AIM: Exactly reproduce the lines that follow.
─── MATERIAL TO PROCESS ───
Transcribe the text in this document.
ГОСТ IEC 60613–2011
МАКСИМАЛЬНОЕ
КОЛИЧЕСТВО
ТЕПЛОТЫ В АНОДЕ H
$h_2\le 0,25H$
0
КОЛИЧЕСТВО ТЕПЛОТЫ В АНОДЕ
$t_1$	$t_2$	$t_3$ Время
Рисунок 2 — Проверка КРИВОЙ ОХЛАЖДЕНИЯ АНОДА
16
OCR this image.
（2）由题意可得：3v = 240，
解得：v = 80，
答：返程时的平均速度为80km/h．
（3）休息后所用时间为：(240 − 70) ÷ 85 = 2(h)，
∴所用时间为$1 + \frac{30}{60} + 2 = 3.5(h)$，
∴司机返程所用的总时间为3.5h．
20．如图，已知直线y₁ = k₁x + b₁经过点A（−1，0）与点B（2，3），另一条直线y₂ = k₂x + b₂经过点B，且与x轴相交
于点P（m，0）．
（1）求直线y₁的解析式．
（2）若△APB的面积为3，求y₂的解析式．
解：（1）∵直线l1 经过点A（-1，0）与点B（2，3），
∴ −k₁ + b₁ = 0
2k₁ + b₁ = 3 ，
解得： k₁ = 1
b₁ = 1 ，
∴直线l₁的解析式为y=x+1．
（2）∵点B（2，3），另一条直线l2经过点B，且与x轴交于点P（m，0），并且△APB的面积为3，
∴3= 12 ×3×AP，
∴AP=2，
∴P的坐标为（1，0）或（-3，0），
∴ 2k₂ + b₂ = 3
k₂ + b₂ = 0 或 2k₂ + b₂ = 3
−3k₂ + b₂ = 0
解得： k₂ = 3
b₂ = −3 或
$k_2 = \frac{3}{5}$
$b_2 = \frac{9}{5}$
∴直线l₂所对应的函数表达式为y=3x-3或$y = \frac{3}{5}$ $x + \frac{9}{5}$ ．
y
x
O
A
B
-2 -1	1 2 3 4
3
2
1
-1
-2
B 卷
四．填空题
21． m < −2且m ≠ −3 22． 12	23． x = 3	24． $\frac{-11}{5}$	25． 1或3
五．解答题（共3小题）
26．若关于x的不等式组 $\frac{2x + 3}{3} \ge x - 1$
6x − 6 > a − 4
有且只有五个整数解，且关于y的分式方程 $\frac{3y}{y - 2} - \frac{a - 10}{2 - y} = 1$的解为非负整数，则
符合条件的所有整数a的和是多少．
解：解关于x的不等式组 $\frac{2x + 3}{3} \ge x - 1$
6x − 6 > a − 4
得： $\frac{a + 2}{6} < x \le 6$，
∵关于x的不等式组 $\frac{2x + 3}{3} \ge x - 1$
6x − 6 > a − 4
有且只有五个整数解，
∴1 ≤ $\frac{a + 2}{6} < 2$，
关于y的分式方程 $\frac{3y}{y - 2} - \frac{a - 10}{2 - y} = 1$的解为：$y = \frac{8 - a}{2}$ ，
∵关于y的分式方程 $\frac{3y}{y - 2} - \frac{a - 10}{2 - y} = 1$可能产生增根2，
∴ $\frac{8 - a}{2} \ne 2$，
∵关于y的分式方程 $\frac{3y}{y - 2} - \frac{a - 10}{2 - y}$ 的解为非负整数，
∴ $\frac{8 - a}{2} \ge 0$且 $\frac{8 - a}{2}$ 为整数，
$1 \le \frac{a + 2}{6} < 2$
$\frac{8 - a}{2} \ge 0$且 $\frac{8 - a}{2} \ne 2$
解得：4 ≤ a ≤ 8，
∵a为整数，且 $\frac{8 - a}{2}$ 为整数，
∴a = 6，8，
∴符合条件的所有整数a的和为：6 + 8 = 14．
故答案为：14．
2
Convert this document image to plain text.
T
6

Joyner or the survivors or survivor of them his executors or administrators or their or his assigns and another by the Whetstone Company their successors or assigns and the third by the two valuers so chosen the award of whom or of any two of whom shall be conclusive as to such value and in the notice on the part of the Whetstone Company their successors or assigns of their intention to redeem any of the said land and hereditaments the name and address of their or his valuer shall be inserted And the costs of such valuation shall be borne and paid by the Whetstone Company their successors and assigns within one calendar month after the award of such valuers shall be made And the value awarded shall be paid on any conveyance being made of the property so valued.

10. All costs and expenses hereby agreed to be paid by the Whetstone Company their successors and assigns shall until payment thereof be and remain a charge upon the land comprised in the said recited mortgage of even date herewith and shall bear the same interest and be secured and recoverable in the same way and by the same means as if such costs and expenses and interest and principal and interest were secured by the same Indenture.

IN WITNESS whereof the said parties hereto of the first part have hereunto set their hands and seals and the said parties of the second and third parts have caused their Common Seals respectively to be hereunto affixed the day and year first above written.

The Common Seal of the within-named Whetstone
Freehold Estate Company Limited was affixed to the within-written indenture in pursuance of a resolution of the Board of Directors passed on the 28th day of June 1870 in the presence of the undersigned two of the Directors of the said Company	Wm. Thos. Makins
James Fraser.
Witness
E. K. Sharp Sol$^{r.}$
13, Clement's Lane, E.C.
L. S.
───
ANSWER FOR THIS EXERCISE:
Transcribe the text in this document.
ГОСТ IEC 60613–2011
МАКСИМАЛЬНОЕ
КОЛИЧЕСТВО
ТЕПЛОТЫ В АНОДЕ H
$h_2\le 0,25H$
0
КОЛИЧЕСТВО ТЕПЛОТЫ В АНОДЕ
$t_1$	$t_2$	$t_3$ Время
Рисунок 2 — Проверка КРИВОЙ ОХЛАЖДЕНИЯ АНОДА
16
OCR this image.
（2）由题意可得：3v = 240，
解得：v = 80，
答：返程时的平均速度为80km/h．
（3）休息后所用时间为：(240 − 70) ÷ 85 = 2(h)，
∴所用时间为$1 + \frac{30}{60} + 2 = 3.5(h)$，
∴司机返程所用的总时间为3.5h．
20．如图，已知直线y₁ = k₁x + b₁经过点A（−1，0）与点B（2，3），另一条直线y₂ = k₂x + b₂经过点B，且与x轴相交
于点P（m，0）．
（1）求直线y₁的解析式．
（2）若△APB的面积为3，求y₂的解析式．
解：（1）∵直线l1 经过点A（-1，0）与点B（2，3），
∴ −k₁ + b₁ = 0
2k₁ + b₁ = 3 ，
解得： k₁ = 1
b₁ = 1 ，
∴直线l₁的解析式为y=x+1．
（2）∵点B（2，3），另一条直线l2经过点B，且与x轴交于点P（m，0），并且△APB的面积为3，
∴3= 12 ×3×AP，
∴AP=2，
∴P的坐标为（1，0）或（-3，0），
∴ 2k₂ + b₂ = 3
k₂ + b₂ = 0 或 2k₂ + b₂ = 3
−3k₂ + b₂ = 0
解得： k₂ = 3
b₂ = −3 或
$k_2 = \frac{3}{5}$
$b_2 = \frac{9}{5}$
∴直线l₂所对应的函数表达式为y=3x-3或$y = \frac{3}{5}$ $x + \frac{9}{5}$ ．
y
x
O
A
B
-2 -1	1 2 3 4
3
2
1
-1
-2
B 卷
四．填空题
21． m < −2且m ≠ −3 22． 12	23． x = 3	24． $\frac{-11}{5}$	25． 1或3
五．解答题（共3小题）
26．若关于x的不等式组 $\frac{2x + 3}{3} \ge x - 1$
6x − 6 > a − 4
有且只有五个整数解，且关于y的分式方程 $\frac{3y}{y - 2} - \frac{a - 10}{2 - y} = 1$的解为非负整数，则
符合条件的所有整数a的和是多少．
解：解关于x的不等式组 $\frac{2x + 3}{3} \ge x - 1$
6x − 6 > a − 4
得： $\frac{a + 2}{6} < x \le 6$，
∵关于x的不等式组 $\frac{2x + 3}{3} \ge x - 1$
6x − 6 > a − 4
有且只有五个整数解，
∴1 ≤ $\frac{a + 2}{6} < 2$，
关于y的分式方程 $\frac{3y}{y - 2} - \frac{a - 10}{2 - y} = 1$的解为：$y = \frac{8 - a}{2}$ ，
∵关于y的分式方程 $\frac{3y}{y - 2} - \frac{a - 10}{2 - y} = 1$可能产生增根2，
∴ $\frac{8 - a}{2} \ne 2$，
∵关于y的分式方程 $\frac{3y}{y - 2} - \frac{a - 10}{2 - y}$ 的解为非负整数，
∴ $\frac{8 - a}{2} \ge 0$且 $\frac{8 - a}{2}$ 为整数，
$1 \le \frac{a + 2}{6} < 2$
$\frac{8 - a}{2} \ge 0$且 $\frac{8 - a}{2} \ne 2$
解得：4 ≤ a ≤ 8，
∵a为整数，且 $\frac{8 - a}{2}$ 为整数，
∴a = 6，8，
∴符合条件的所有整数a的和为：6 + 8 = 14．
故答案为：14．
2
Convert this document image to plain text.
T
6

Joyner or the survivors or survivor of them his executors or administrators or their or his assigns and another by the Whetstone Company their successors or assigns and the third by the two valuers so chosen the award of whom or of any two of whom shall be conclusive as to such value and in the notice on the part of the Whetstone Company their successors or assigns of their intention to redeem any of the said land and hereditaments the name and address of their or his valuer shall be inserted And the costs of such valuation shall be borne and paid by the Whetstone Company their successors and assigns within one calendar month after the award of such valuers shall be made And the value awarded shall be paid on any conveyance being made of the property so valued.

10. All costs and expenses hereby agreed to be paid by the Whetstone Company their successors and assigns shall until payment thereof be and remain a charge upon the land comprised in the said recited mortgage of even date herewith and shall bear the same interest and be secured and recoverable in the same way and by the same means as if such costs and expenses and interest and principal and interest were secured by the same Indenture.

IN WITNESS whereof the said parties hereto of the first part have hereunto set their hands and seals and the said parties of the second and third parts have caused their Common Seals respectively to be hereunto affixed the day and year first above written.

The Common Seal of the within-named Whetstone
Freehold Estate Company Limited was affixed to the within-written indenture in pursuance of a resolution of the Board of Directors passed on the 28th day of June 1870 in the presence of the undersigned two of the Directors of the said Company	Wm. Thos. Makins
James Fraser.
Witness
E. K. Sharp Sol$^{r.}$
13, Clement's Lane, E.C.
L. S.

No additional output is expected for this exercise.